──────── RECORDS TO USE ────────

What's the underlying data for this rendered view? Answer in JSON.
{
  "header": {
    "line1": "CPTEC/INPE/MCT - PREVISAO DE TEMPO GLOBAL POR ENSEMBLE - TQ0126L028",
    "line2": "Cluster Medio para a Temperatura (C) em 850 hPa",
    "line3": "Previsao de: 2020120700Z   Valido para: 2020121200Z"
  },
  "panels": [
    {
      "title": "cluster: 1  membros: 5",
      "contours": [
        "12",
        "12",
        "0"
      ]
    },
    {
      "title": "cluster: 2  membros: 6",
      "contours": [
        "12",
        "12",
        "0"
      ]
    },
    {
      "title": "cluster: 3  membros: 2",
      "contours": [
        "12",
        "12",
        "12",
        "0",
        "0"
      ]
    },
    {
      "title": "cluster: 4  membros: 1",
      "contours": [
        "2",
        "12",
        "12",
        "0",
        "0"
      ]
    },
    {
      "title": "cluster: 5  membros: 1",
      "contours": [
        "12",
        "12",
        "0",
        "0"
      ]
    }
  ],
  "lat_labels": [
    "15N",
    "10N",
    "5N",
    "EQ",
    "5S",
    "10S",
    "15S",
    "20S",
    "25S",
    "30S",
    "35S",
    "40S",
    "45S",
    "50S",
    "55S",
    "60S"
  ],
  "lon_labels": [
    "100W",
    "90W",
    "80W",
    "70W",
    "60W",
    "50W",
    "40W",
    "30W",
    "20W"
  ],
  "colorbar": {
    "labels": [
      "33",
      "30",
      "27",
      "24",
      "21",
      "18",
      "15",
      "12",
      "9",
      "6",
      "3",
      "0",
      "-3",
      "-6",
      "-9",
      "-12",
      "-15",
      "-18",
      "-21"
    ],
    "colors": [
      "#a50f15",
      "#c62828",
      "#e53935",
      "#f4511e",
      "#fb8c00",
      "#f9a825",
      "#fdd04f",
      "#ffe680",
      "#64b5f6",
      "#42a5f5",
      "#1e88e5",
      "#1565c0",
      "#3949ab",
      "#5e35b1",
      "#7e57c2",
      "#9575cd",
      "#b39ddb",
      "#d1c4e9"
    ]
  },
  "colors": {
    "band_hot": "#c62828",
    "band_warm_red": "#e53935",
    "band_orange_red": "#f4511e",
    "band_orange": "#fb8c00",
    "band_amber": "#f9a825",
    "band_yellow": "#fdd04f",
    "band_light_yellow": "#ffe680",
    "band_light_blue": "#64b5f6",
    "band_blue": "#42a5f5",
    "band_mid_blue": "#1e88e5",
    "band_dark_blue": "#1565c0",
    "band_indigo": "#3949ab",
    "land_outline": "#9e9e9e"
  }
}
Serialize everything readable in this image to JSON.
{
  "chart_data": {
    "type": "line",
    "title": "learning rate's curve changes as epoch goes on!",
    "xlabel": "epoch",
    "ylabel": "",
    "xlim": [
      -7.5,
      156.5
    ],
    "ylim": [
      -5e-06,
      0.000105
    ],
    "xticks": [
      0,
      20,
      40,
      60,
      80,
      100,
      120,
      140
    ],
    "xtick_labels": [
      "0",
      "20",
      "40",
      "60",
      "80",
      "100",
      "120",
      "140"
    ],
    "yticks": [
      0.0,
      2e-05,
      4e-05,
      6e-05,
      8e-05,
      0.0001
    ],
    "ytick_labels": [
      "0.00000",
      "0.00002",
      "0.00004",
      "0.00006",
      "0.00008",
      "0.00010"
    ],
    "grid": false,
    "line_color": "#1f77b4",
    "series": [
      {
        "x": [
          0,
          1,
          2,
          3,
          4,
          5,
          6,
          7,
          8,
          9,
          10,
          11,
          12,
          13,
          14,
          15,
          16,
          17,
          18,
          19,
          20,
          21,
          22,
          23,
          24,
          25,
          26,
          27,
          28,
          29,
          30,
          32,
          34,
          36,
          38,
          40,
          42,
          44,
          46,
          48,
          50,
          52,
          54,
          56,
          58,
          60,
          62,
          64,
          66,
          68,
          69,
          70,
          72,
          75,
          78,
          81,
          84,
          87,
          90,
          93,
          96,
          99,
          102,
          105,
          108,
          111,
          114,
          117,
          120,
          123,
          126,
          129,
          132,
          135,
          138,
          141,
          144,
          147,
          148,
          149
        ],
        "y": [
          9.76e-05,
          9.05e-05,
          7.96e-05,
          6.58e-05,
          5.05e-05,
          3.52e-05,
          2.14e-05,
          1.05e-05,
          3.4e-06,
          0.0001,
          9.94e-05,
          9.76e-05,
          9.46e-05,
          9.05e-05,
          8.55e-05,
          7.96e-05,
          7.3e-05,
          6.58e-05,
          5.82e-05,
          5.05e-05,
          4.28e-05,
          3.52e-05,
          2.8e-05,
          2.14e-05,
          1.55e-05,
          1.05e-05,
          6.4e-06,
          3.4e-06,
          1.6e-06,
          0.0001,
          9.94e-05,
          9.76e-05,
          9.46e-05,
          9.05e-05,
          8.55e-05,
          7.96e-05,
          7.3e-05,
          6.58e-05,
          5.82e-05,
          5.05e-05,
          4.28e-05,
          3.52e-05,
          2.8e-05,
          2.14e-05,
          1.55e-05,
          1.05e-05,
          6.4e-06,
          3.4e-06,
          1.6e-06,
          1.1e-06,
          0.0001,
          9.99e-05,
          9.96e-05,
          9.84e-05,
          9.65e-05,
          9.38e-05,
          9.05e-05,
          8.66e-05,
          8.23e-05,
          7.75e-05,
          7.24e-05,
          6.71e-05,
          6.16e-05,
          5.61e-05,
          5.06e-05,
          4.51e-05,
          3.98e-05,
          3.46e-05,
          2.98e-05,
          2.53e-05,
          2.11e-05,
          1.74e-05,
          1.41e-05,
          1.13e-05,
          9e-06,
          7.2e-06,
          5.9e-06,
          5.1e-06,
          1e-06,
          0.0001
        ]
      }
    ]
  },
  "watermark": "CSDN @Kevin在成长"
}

────────

• [DIRECTION]: Quote the listing in full, please, keeping every line exact.

• [RESPONSE FOR THIS EXERCISE]:
What's the underlying data for this rendered view? Answer in JSON.
{
  "header": {
    "line1": "CPTEC/INPE/MCT - PREVISAO DE TEMPO GLOBAL POR ENSEMBLE - TQ0126L028",
    "line2": "Cluster Medio para a Temperatura (C) em 850 hPa",
    "line3": "Previsao de: 2020120700Z   Valido para: 2020121200Z"
  },
  "panels": [
    {
      "title": "cluster: 1  membros: 5",
      "contours": [
        "12",
        "12",
        "0"
      ]
    },
    {
      "title": "cluster: 2  membros: 6",
      "contours": [
        "12",
        "12",
        "0"
      ]
    },
    {
      "title": "cluster: 3  membros: 2",
      "contours": [
        "12",
        "12",
        "12",
        "0",
        "0"
      ]
    },
    {
      "title": "cluster: 4  membros: 1",
      "contours": [
        "2",
        "12",
        "12",
        "0",
        "0"
      ]
    },
    {
      "title": "cluster: 5  membros: 1",
      "contours": [
        "12",
        "12",
        "0",
        "0"
      ]
    }
  ],
  "lat_labels": [
    "15N",
    "10N",
    "5N",
    "EQ",
    "5S",
    "10S",
    "15S",
    "20S",
    "25S",
    "30S",
    "35S",
    "40S",
    "45S",
    "50S",
    "55S",
    "60S"
  ],
  "lon_labels": [
    "100W",
    "90W",
    "80W",
    "70W",
    "60W",
    "50W",
    "40W",
    "30W",
    "20W"
  ],
  "colorbar": {
    "labels": [
      "33",
      "30",
      "27",
      "24",
      "21",
      "18",
      "15",
      "12",
      "9",
      "6",
      "3",
      "0",
      "-3",
      "-6",
      "-9",
      "-12",
      "-15",
      "-18",
      "-21"
    ],
    "colors": [
      "#a50f15",
      "#c62828",
      "#e53935",
      "#f4511e",
      "#fb8c00",
      "#f9a825",
      "#fdd04f",
      "#ffe680",
      "#64b5f6",
      "#42a5f5",
      "#1e88e5",
      "#1565c0",
      "#3949ab",
      "#5e35b1",
      "#7e57c2",
      "#9575cd",
      "#b39ddb",
      "#d1c4e9"
    ]
  },
  "colors": {
    "band_hot": "#c62828",
    "band_warm_red": "#e53935",
    "band_orange_red": "#f4511e",
    "band_orange": "#fb8c00",
    "band_amber": "#f9a825",
    "band_yellow": "#fdd04f",
    "band_light_yellow": "#ffe680",
    "band_light_blue": "#64b5f6",
    "band_blue": "#42a5f5",
    "band_mid_blue": "#1e88e5",
    "band_dark_blue": "#1565c0",
    "band_indigo": "#3949ab",
    "land_outline": "#9e9e9e"
  }
}
Serialize everything readable in this image to JSON.
{
  "chart_data": {
    "type": "line",
    "title": "learning rate's curve changes as epoch goes on!",
    "xlabel": "epoch",
    "ylabel": "",
    "xlim": [
      -7.5,
      156.5
    ],
    "ylim": [
      -5e-06,
      0.000105
    ],
    "xticks": [
      0,
      20,
      40,
      60,
      80,
      100,
      120,
      140
    ],
    "xtick_labels": [
      "0",
      "20",
      "40",
      "60",
      "80",
      "100",
      "120",
      "140"
    ],
    "yticks": [
      0.0,
      2e-05,
      4e-05,
      6e-05,
      8e-05,
      0.0001
    ],
    "ytick_labels": [
      "0.00000",
      "0.00002",
      "0.00004",
      "0.00006",
      "0.00008",
      "0.00010"
    ],
    "grid": false,
    "line_color": "#1f77b4",
    "series": [
      {
        "x": [
          0,
          1,
          2,
          3,
          4,
          5,
          6,
          7,
          8,
          9,
          10,
          11,
          12,
          13,
          14,
          15,
          16,
          17,
          18,
          19,
          20,
          21,
          22,
          23,
          24,
          25,
          26,
          27,
          28,
          29,
          30,
          32,
          34,
          36,
          38,
          40,
          42,
          44,
          46,
          48,
          50,
          52,
          54,
          56,
          58,
          60,
          62,
          64,
          66,
          68,
          69,
          70,
          72,
          75,
          78,
          81,
          84,
          87,
          90,
          93,
          96,
          99,
          102,
          105,
          108,
          111,
          114,
          117,
          120,
          123,
          126,
          129,
          132,
          135,
          138,
          141,
          144,
          147,
          148,
          149
        ],
        "y": [
          9.76e-05,
          9.05e-05,
          7.96e-05,
          6.58e-05,
          5.05e-05,
          3.52e-05,
          2.14e-05,
          1.05e-05,
          3.4e-06,
          0.0001,
          9.94e-05,
          9.76e-05,
          9.46e-05,
          9.05e-05,
          8.55e-05,
          7.96e-05,
          7.3e-05,
          6.58e-05,
          5.82e-05,
          5.05e-05,
          4.28e-05,
          3.52e-05,
          2.8e-05,
          2.14e-05,
          1.55e-05,
          1.05e-05,
          6.4e-06,
          3.4e-06,
          1.6e-06,
          0.0001,
          9.94e-05,
          9.76e-05,
          9.46e-05,
          9.05e-05,
          8.55e-05,
          7.96e-05,
          7.3e-05,
          6.58e-05,
          5.82e-05,
          5.05e-05,
          4.28e-05,
          3.52e-05,
          2.8e-05,
          2.14e-05,
          1.55e-05,
          1.05e-05,
          6.4e-06,
          3.4e-06,
          1.6e-06,
          1.1e-06,
          0.0001,
          9.99e-05,
          9.96e-05,
          9.84e-05,
          9.65e-05,
          9.38e-05,
          9.05e-05,
          8.66e-05,
          8.23e-05,
          7.75e-05,
          7.24e-05,
          6.71e-05,
          6.16e-05,
          5.61e-05,
          5.06e-05,
          4.51e-05,
          3.98e-05,
          3.46e-05,
          2.98e-05,
          2.53e-05,
          2.11e-05,
          1.74e-05,
          1.41e-05,
          1.13e-05,
          9e-06,
          7.2e-06,
          5.9e-06,
          5.1e-06,
          1e-06,
          0.0001
        ]
      }
    ]
  },
  "watermark": "CSDN @Kevin在成长"
}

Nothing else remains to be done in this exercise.